**The exercise**:
Locate each line in the records containing "placeholder". Copy it.

--- START OF Records for this exercise ---

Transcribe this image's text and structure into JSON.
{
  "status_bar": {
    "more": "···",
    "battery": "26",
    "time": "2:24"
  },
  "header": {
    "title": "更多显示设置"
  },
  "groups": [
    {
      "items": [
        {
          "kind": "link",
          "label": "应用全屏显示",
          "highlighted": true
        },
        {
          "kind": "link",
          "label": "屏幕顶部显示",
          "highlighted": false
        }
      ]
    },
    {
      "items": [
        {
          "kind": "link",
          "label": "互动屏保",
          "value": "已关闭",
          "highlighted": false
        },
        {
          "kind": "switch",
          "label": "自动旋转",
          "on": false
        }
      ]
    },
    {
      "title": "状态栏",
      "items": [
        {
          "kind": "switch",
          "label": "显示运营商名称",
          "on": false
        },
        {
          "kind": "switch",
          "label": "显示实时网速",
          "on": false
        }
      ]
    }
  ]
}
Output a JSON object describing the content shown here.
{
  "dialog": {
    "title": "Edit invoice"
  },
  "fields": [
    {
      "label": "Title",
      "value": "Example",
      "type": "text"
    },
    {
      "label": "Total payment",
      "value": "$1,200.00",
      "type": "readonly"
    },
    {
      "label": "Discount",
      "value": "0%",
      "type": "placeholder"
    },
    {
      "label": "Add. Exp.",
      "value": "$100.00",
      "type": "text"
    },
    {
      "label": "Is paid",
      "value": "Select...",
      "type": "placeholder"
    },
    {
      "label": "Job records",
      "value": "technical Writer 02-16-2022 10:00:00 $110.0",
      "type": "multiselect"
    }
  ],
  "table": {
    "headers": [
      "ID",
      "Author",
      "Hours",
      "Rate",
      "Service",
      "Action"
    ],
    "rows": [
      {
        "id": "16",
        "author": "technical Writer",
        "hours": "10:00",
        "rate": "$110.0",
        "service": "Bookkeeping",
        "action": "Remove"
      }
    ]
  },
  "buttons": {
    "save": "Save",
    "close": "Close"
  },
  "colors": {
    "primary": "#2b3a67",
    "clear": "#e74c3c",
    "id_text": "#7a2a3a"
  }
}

--- END OF Records for this exercise ---
--- START OF Records for this exercise ---

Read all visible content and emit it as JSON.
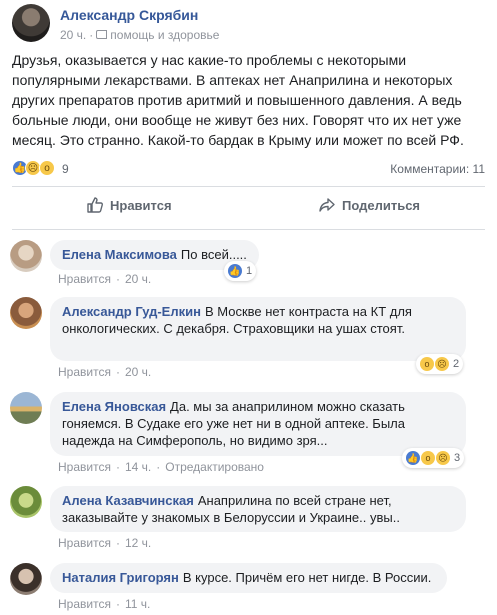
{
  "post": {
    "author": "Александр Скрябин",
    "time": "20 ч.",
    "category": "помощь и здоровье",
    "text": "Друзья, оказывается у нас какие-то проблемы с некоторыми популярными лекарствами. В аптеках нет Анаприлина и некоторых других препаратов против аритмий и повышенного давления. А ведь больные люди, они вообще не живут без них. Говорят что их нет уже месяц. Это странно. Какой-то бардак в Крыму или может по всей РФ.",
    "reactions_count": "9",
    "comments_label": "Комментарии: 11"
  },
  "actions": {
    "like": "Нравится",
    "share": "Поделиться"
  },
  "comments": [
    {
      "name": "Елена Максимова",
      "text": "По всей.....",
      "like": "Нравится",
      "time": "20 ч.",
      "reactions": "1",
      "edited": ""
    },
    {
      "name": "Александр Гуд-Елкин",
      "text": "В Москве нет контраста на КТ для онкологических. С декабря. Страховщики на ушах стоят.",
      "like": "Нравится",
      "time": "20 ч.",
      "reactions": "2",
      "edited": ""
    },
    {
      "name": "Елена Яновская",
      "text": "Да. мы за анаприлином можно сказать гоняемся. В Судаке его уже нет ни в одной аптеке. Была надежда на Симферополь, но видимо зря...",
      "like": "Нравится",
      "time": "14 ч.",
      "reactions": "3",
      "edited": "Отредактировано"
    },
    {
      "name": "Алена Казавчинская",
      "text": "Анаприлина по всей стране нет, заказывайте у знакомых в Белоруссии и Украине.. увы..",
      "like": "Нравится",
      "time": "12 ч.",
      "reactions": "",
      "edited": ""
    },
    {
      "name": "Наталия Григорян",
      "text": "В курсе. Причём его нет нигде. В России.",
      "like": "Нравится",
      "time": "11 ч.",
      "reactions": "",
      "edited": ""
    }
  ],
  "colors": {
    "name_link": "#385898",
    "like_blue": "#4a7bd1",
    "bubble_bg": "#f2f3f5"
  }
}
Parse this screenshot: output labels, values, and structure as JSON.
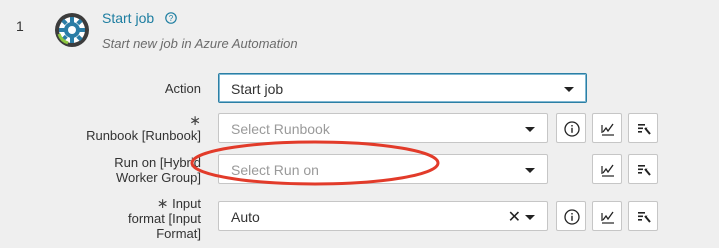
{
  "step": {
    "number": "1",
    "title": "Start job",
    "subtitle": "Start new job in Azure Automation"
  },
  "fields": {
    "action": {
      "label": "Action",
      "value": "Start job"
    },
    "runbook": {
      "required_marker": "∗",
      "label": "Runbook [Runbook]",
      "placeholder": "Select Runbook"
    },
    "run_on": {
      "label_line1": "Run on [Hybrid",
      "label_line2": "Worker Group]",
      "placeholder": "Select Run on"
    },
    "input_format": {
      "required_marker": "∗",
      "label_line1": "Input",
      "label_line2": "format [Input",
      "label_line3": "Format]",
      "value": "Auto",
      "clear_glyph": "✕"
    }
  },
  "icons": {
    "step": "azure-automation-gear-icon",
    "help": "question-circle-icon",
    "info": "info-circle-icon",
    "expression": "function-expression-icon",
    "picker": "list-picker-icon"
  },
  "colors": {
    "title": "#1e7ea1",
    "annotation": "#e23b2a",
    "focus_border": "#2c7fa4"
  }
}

--- END OF Records for this exercise ---

**Exercise solution**:
      "type": "placeholder"
      "type": "placeholder"
      "placeholder": "Select Runbook"
      "placeholder": "Select Run on"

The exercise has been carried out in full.